_What you need to do_: Filter this data down to the lines that hold "zona", and copy them.

Dataset items
____
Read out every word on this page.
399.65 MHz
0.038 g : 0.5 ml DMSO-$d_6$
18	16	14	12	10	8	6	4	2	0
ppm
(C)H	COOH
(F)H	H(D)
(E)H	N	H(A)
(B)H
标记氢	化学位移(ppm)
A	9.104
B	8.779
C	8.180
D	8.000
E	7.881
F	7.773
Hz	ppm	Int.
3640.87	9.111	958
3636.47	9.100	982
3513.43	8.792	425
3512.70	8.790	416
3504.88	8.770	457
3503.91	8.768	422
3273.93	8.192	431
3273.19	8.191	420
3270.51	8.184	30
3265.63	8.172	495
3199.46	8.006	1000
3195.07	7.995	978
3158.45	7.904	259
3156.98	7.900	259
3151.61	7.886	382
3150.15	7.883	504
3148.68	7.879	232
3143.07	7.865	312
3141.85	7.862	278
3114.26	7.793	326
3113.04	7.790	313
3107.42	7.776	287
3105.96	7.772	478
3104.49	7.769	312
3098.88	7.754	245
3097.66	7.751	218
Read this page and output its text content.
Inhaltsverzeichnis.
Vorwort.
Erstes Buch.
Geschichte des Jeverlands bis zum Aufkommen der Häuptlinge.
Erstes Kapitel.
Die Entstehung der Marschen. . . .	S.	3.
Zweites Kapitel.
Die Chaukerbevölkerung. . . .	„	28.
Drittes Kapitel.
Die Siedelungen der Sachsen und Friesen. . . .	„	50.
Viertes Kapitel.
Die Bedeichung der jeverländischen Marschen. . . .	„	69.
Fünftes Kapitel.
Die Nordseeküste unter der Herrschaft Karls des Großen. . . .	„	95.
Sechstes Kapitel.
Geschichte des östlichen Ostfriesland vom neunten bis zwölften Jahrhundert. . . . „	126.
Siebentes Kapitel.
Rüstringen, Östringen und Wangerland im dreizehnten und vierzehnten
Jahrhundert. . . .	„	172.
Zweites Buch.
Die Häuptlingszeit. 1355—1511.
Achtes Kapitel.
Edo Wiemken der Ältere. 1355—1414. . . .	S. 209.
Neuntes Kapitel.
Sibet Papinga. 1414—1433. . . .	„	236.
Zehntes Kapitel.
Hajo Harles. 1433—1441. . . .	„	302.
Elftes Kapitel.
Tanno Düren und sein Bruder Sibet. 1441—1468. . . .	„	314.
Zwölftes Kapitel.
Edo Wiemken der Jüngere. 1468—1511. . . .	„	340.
____
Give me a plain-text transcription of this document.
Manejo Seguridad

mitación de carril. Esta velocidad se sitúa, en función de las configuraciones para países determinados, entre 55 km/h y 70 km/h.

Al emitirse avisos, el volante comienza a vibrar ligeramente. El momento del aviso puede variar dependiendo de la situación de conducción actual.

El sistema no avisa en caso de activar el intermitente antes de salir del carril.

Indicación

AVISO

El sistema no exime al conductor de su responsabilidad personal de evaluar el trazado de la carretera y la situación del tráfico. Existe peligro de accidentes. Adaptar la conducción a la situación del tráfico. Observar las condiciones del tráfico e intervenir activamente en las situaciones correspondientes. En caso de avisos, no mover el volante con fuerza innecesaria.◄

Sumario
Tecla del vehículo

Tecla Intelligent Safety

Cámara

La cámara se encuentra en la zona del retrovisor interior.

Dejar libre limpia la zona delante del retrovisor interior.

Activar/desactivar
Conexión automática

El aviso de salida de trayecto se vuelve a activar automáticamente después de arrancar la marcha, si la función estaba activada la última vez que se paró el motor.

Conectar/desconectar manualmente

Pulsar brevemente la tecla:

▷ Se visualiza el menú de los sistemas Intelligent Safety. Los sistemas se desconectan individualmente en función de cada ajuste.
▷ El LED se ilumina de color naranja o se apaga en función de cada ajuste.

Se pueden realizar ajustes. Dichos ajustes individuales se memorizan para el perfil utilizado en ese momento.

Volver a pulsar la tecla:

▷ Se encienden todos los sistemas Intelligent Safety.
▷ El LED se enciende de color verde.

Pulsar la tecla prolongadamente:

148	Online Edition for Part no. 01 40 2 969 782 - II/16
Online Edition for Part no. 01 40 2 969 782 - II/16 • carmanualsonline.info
____
_Solved exercise_:
La cámara se encuentra en la zona del retrovisor interior.
Dejar libre limpia la zona delante del retrovisor interior.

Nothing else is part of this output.